- EXERCISE
All of the listing below must be repeated word for word. Pictures are the only thing to omit.
━━━━━━━━━━
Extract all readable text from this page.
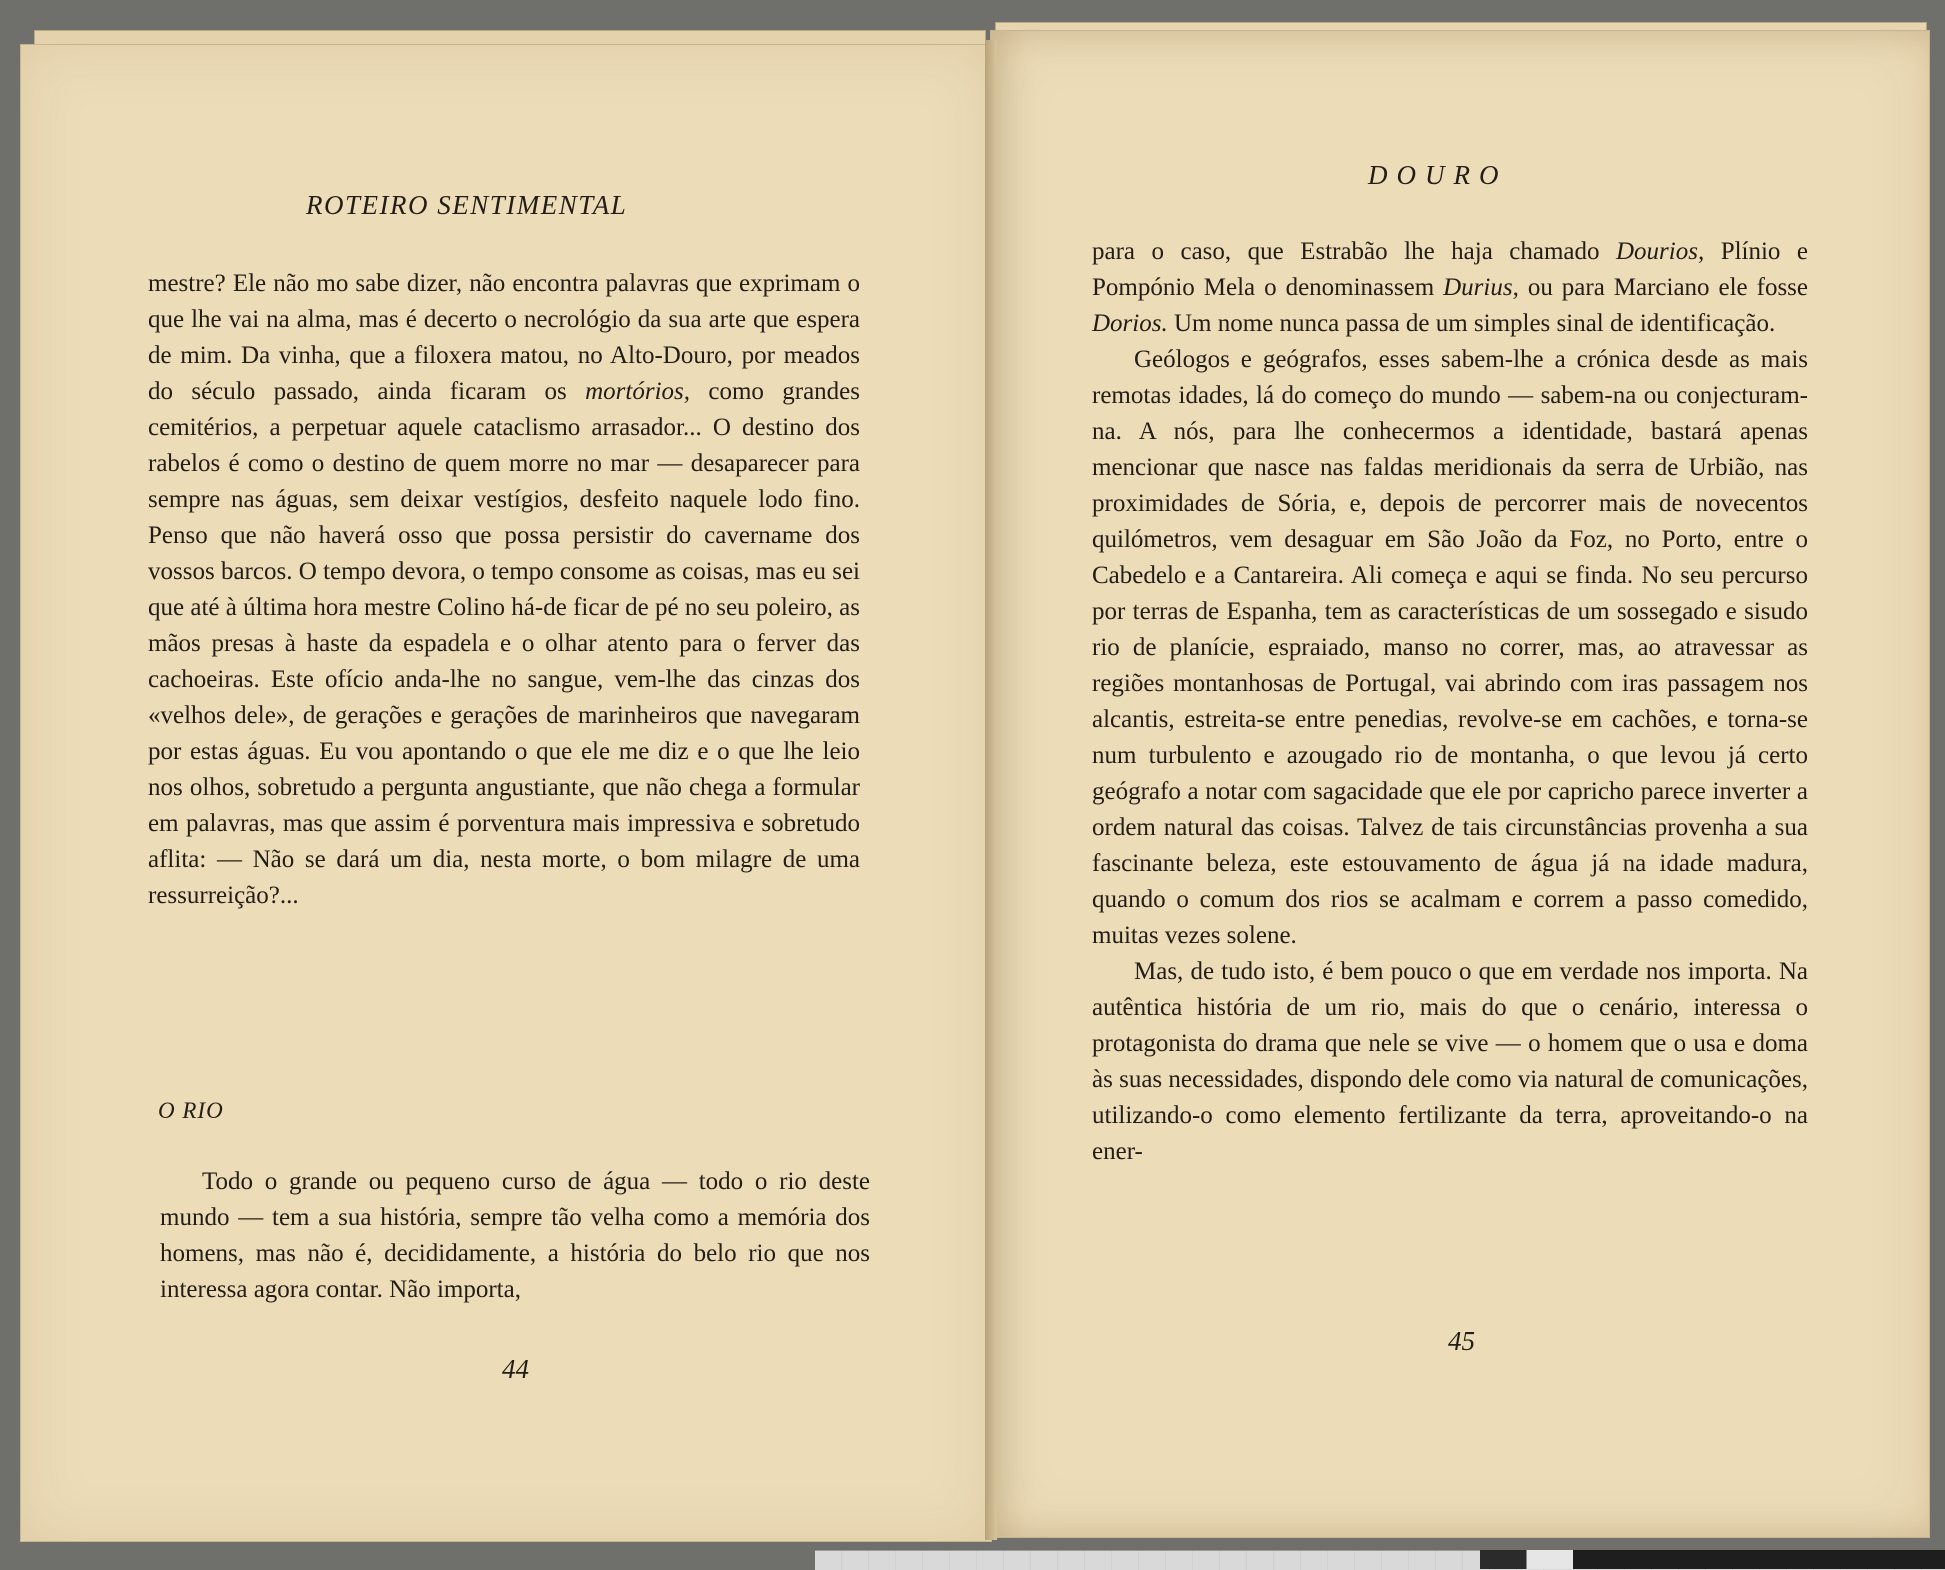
ROTEIRO SENTIMENTAL

mestre? Ele não mo sabe dizer, não encontra palavras que exprimam o que lhe vai na alma, mas é decerto o necrológio da sua arte que espera de mim. Da vinha, que a filoxera matou, no Alto-Douro, por meados do século passado, ainda ficaram os mortórios, como grandes cemitérios, a perpetuar aquele cataclismo arrasador... O destino dos rabelos é como o destino de quem morre no mar — desaparecer para sempre nas águas, sem deixar vestígios, desfeito naquele lodo fino. Penso que não haverá osso que possa persistir do cavername dos vossos barcos. O tempo devora, o tempo consome as coisas, mas eu sei que até à última hora mestre Colino há-de ficar de pé no seu poleiro, as mãos presas à haste da espadela e o olhar atento para o ferver das cachoeiras. Este ofício anda-lhe no sangue, vem-lhe das cinzas dos «velhos dele», de gerações e gerações de marinheiros que navegaram por estas águas. Eu vou apontando o que ele me diz e o que lhe leio nos olhos, sobretudo a pergunta angustiante, que não chega a formular em palavras, mas que assim é porventura mais impressiva e sobretudo aflita: — Não se dará um dia, nesta morte, o bom milagre de uma ressurreição?...

O RIO

Todo o grande ou pequeno curso de água — todo o rio deste mundo — tem a sua história, sempre tão velha como a memória dos homens, mas não é, decididamente, a história do belo rio que nos interessa agora contar. Não importa,

44
DOURO

para o caso, que Estrabão lhe haja chamado Dourios, Plínio e Pompónio Mela o denominassem Durius, ou para Marciano ele fosse Dorios. Um nome nunca passa de um simples sinal de identificação.

Geólogos e geógrafos, esses sabem-lhe a crónica desde as mais remotas idades, lá do começo do mundo — sabem-na ou conjecturam-na. A nós, para lhe conhecermos a identidade, bastará apenas mencionar que nasce nas faldas meridionais da serra de Urbião, nas proximidades de Sória, e, depois de percorrer mais de novecentos quilómetros, vem desaguar em São João da Foz, no Porto, entre o Cabedelo e a Cantareira. Ali começa e aqui se finda. No seu percurso por terras de Espanha, tem as características de um sossegado e sisudo rio de planície, espraiado, manso no correr, mas, ao atravessar as regiões montanhosas de Portugal, vai abrindo com iras passagem nos alcantis, estreita-se entre penedias, revolve-se em cachões, e torna-se num turbulento e azougado rio de montanha, o que levou já certo geógrafo a notar com sagacidade que ele por capricho parece inverter a ordem natural das coisas. Talvez de tais circunstâncias provenha a sua fascinante beleza, este estouvamento de água já na idade madura, quando o comum dos rios se acalmam e correm a passo comedido, muitas vezes solene.

Mas, de tudo isto, é bem pouco o que em verdade nos importa. Na autêntica história de um rio, mais do que o cenário, interessa o protagonista do drama que nele se vive — o homem que o usa e doma às suas necessidades, dispondo dele como via natural de comunicações, utilizando-o como elemento fertilizante da terra, aproveitando-o na ener-

45
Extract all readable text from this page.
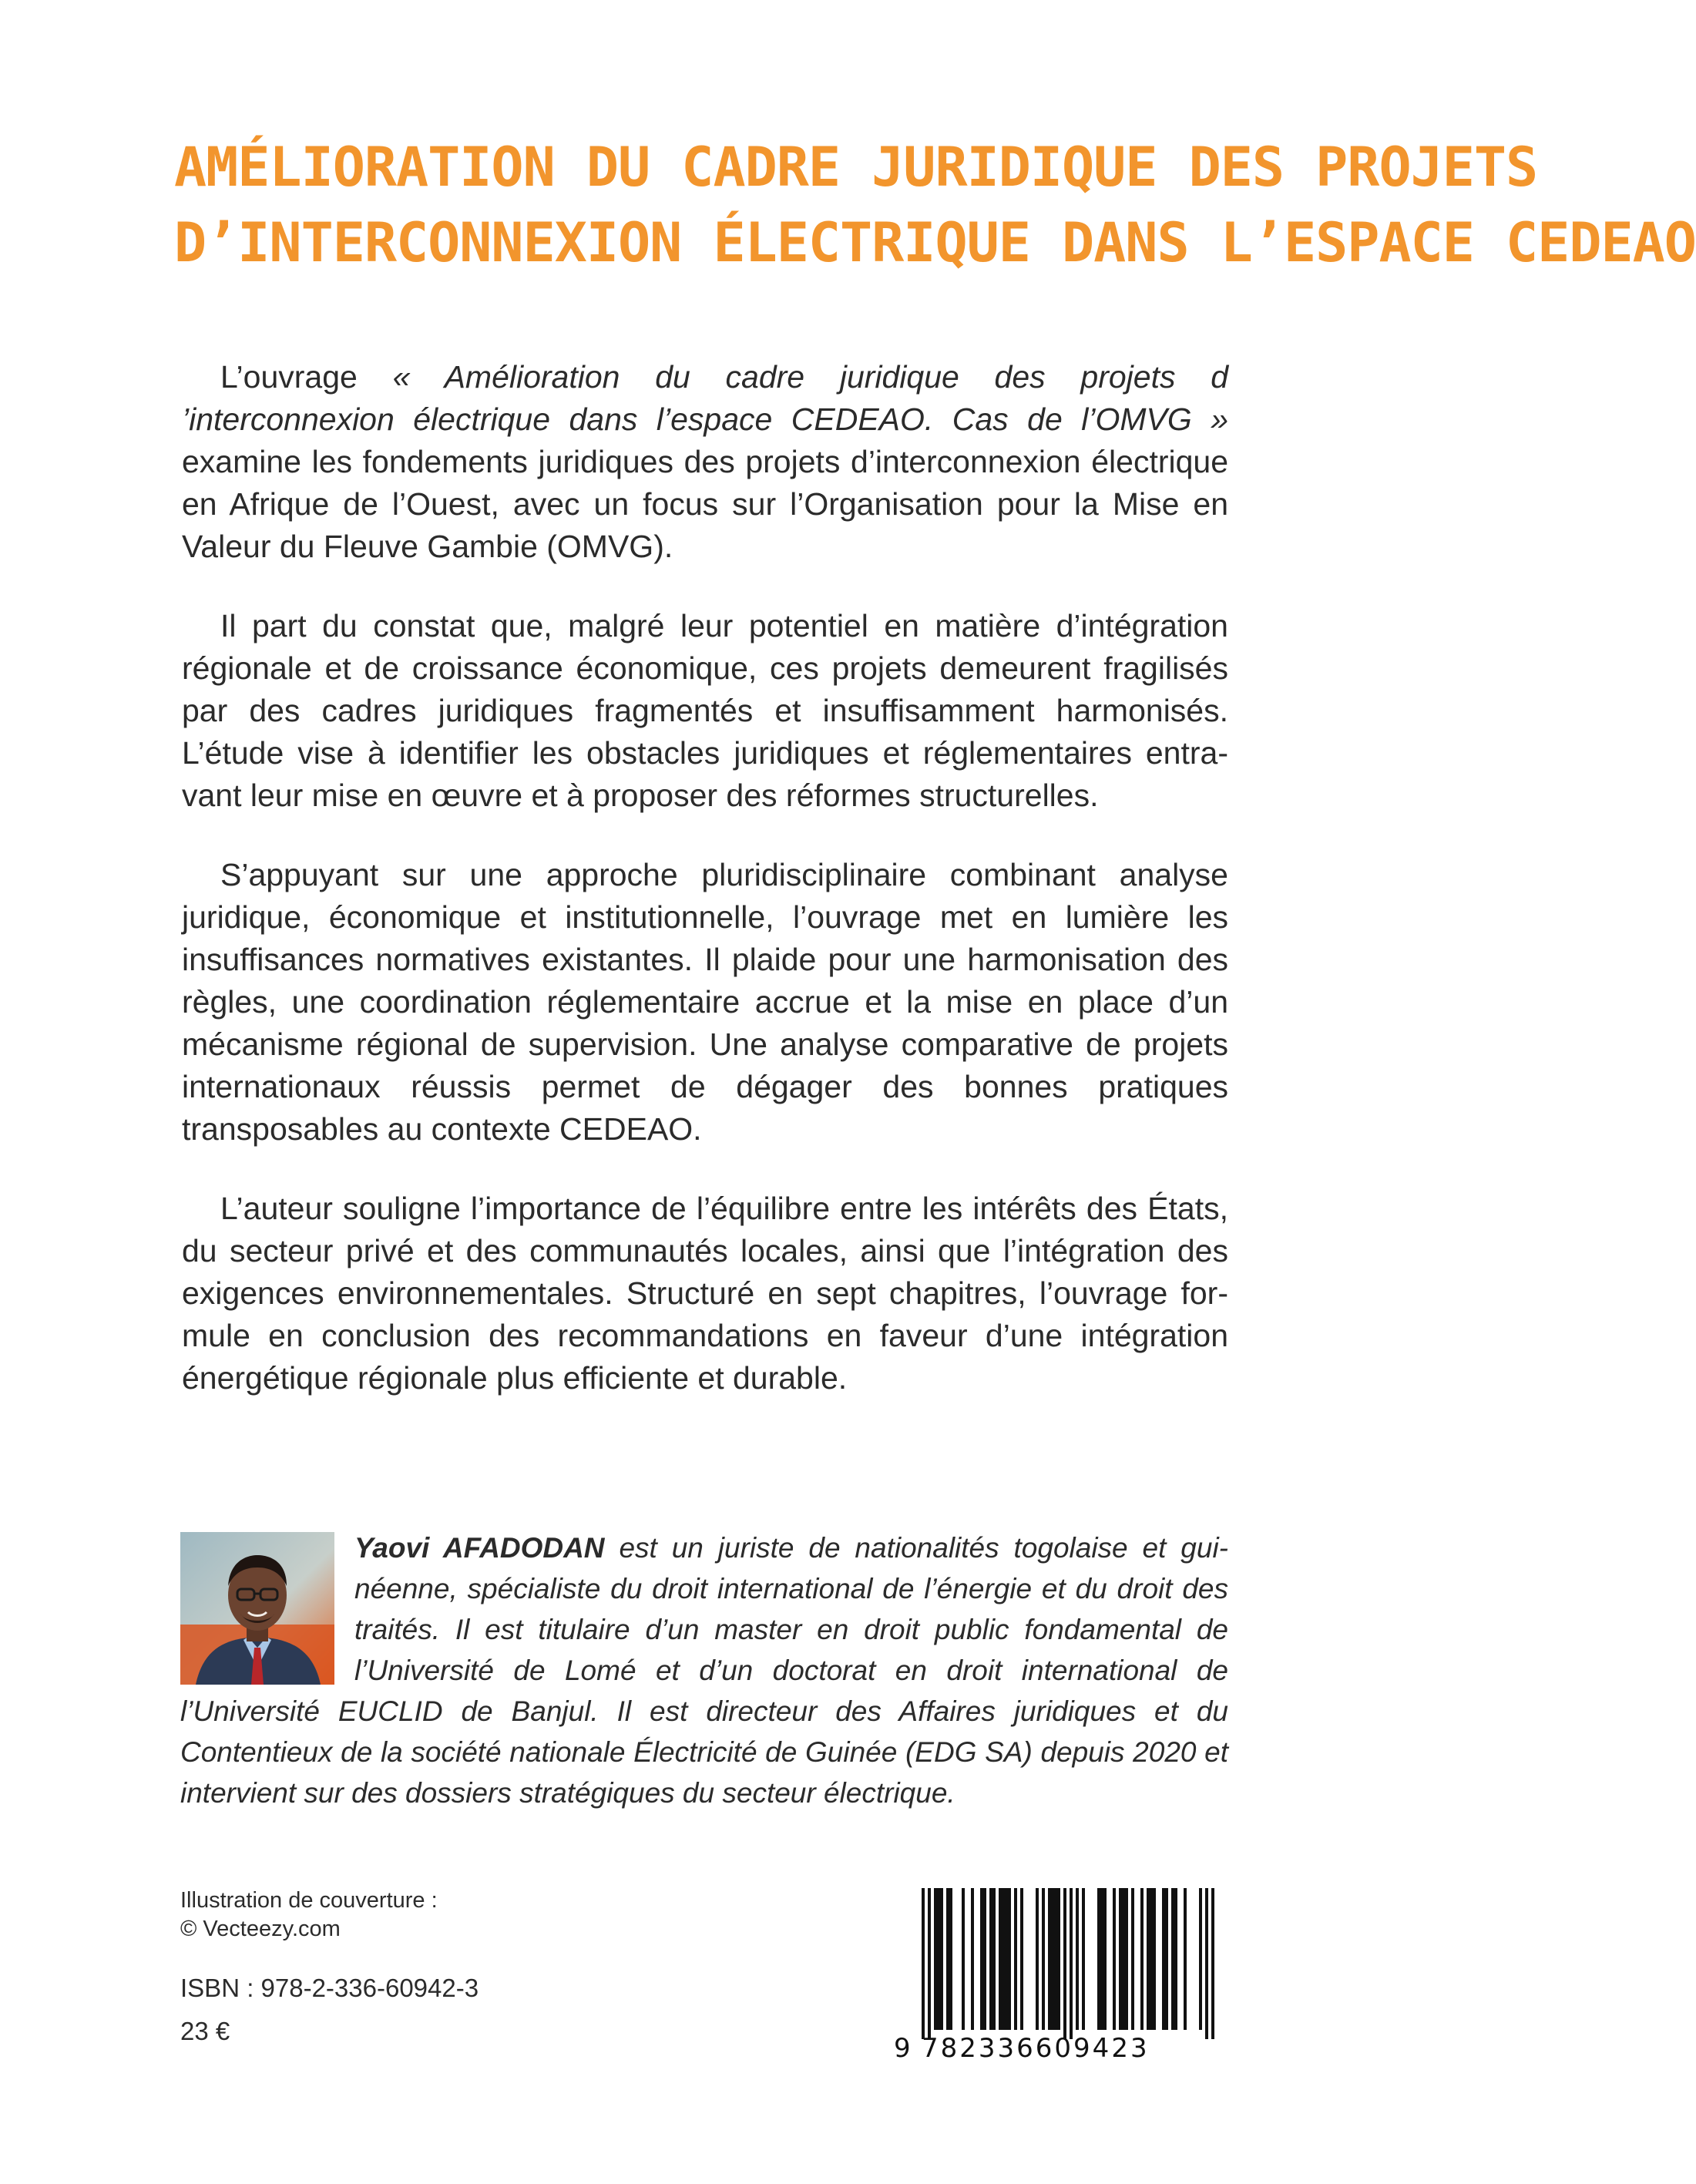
AMÉLIORATION DU CADRE JURIDIQUE DES PROJETS
D’INTERCONNEXION ÉLECTRIQUE DANS L’ESPACE CEDEAO

L’ouvrage « Amélioration du cadre juridique des projets d ’interconnexion électrique dans l’espace CEDEAO. Cas de l’OMVG » examine les fondements juridiques des projets d’interconnexion électrique en Afrique de l’Ouest, avec un focus sur l’Organisation pour la Mise en Valeur du Fleuve Gambie (OMVG).

Il part du constat que, malgré leur potentiel en matière d’intégration régionale et de croissance économique, ces projets demeurent fragilisés par des cadres juridiques fragmentés et insuffisamment harmonisés. L’étude vise à identifier les obstacles juridiques et réglementaires entravant leur mise en œuvre et à proposer des réformes structurelles.

S’appuyant sur une approche pluridisciplinaire combinant analyse juridique, économique et institutionnelle, l’ouvrage met en lumière les insuffisances normatives existantes. Il plaide pour une harmonisation des règles, une coordination réglementaire accrue et la mise en place d’un mécanisme régional de supervision. Une analyse comparative de projets internationaux réussis permet de dégager des bonnes pratiques transposables au contexte CEDEAO.

L’auteur souligne l’importance de l’équilibre entre les intérêts des États, du secteur privé et des communautés locales, ainsi que l’intégration des exigences environnementales. Structuré en sept chapitres, l’ouvrage formule en conclusion des recommandations en faveur d’une intégration énergétique régionale plus efficiente et durable.

Yaovi AFADODAN est un juriste de nationalités togolaise et guinéenne, spécialiste du droit international de l’énergie et du droit des traités. Il est titulaire d’un master en droit public fondamental de l’Université de Lomé et d’un doctorat en droit international de l’Université EUCLID de Banjul. Il est directeur des Affaires juridiques et du Contentieux de la société nationale Électricité de Guinée (EDG SA) depuis 2020 et intervient sur des dossiers stratégiques du secteur électrique.

Illustration de couverture :
© Vecteezy.com
ISBN : 978-2-336-60942-3
23 €
9 782336609423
━━━━━━━━━━
- ANSWER TO THIS PROBLEM
Extract all readable text from this page.
ROTEIRO SENTIMENTAL

mestre? Ele não mo sabe dizer, não encontra palavras que exprimam o que lhe vai na alma, mas é decerto o necrológio da sua arte que espera de mim. Da vinha, que a filoxera matou, no Alto-Douro, por meados do século passado, ainda ficaram os mortórios, como grandes cemitérios, a perpetuar aquele cataclismo arrasador... O destino dos rabelos é como o destino de quem morre no mar — desaparecer para sempre nas águas, sem deixar vestígios, desfeito naquele lodo fino. Penso que não haverá osso que possa persistir do cavername dos vossos barcos. O tempo devora, o tempo consome as coisas, mas eu sei que até à última hora mestre Colino há-de ficar de pé no seu poleiro, as mãos presas à haste da espadela e o olhar atento para o ferver das cachoeiras. Este ofício anda-lhe no sangue, vem-lhe das cinzas dos «velhos dele», de gerações e gerações de marinheiros que navegaram por estas águas. Eu vou apontando o que ele me diz e o que lhe leio nos olhos, sobretudo a pergunta angustiante, que não chega a formular em palavras, mas que assim é porventura mais impressiva e sobretudo aflita: — Não se dará um dia, nesta morte, o bom milagre de uma ressurreição?...

O RIO

Todo o grande ou pequeno curso de água — todo o rio deste mundo — tem a sua história, sempre tão velha como a memória dos homens, mas não é, decididamente, a história do belo rio que nos interessa agora contar. Não importa,

44
DOURO

para o caso, que Estrabão lhe haja chamado Dourios, Plínio e Pompónio Mela o denominassem Durius, ou para Marciano ele fosse Dorios. Um nome nunca passa de um simples sinal de identificação.

Geólogos e geógrafos, esses sabem-lhe a crónica desde as mais remotas idades, lá do começo do mundo — sabem-na ou conjecturam-na. A nós, para lhe conhecermos a identidade, bastará apenas mencionar que nasce nas faldas meridionais da serra de Urbião, nas proximidades de Sória, e, depois de percorrer mais de novecentos quilómetros, vem desaguar em São João da Foz, no Porto, entre o Cabedelo e a Cantareira. Ali começa e aqui se finda. No seu percurso por terras de Espanha, tem as características de um sossegado e sisudo rio de planície, espraiado, manso no correr, mas, ao atravessar as regiões montanhosas de Portugal, vai abrindo com iras passagem nos alcantis, estreita-se entre penedias, revolve-se em cachões, e torna-se num turbulento e azougado rio de montanha, o que levou já certo geógrafo a notar com sagacidade que ele por capricho parece inverter a ordem natural das coisas. Talvez de tais circunstâncias provenha a sua fascinante beleza, este estouvamento de água já na idade madura, quando o comum dos rios se acalmam e correm a passo comedido, muitas vezes solene.

Mas, de tudo isto, é bem pouco o que em verdade nos importa. Na autêntica história de um rio, mais do que o cenário, interessa o protagonista do drama que nele se vive — o homem que o usa e doma às suas necessidades, dispondo dele como via natural de comunicações, utilizando-o como elemento fertilizante da terra, aproveitando-o na ener-

45
Extract all readable text from this page.
AMÉLIORATION DU CADRE JURIDIQUE DES PROJETS
D’INTERCONNEXION ÉLECTRIQUE DANS L’ESPACE CEDEAO

L’ouvrage « Amélioration du cadre juridique des projets d ’interconnexion électrique dans l’espace CEDEAO. Cas de l’OMVG » examine les fondements juridiques des projets d’interconnexion électrique en Afrique de l’Ouest, avec un focus sur l’Organisation pour la Mise en Valeur du Fleuve Gambie (OMVG).

Il part du constat que, malgré leur potentiel en matière d’intégration régionale et de croissance économique, ces projets demeurent fragilisés par des cadres juridiques fragmentés et insuffisamment harmonisés. L’étude vise à identifier les obstacles juridiques et réglementaires entravant leur mise en œuvre et à proposer des réformes structurelles.

S’appuyant sur une approche pluridisciplinaire combinant analyse juridique, économique et institutionnelle, l’ouvrage met en lumière les insuffisances normatives existantes. Il plaide pour une harmonisation des règles, une coordination réglementaire accrue et la mise en place d’un mécanisme régional de supervision. Une analyse comparative de projets internationaux réussis permet de dégager des bonnes pratiques transposables au contexte CEDEAO.

L’auteur souligne l’importance de l’équilibre entre les intérêts des États, du secteur privé et des communautés locales, ainsi que l’intégration des exigences environnementales. Structuré en sept chapitres, l’ouvrage formule en conclusion des recommandations en faveur d’une intégration énergétique régionale plus efficiente et durable.

Yaovi AFADODAN est un juriste de nationalités togolaise et guinéenne, spécialiste du droit international de l’énergie et du droit des traités. Il est titulaire d’un master en droit public fondamental de l’Université de Lomé et d’un doctorat en droit international de l’Université EUCLID de Banjul. Il est directeur des Affaires juridiques et du Contentieux de la société nationale Électricité de Guinée (EDG SA) depuis 2020 et intervient sur des dossiers stratégiques du secteur électrique.

Illustration de couverture :
© Vecteezy.com
ISBN : 978-2-336-60942-3
23 €
9 782336609423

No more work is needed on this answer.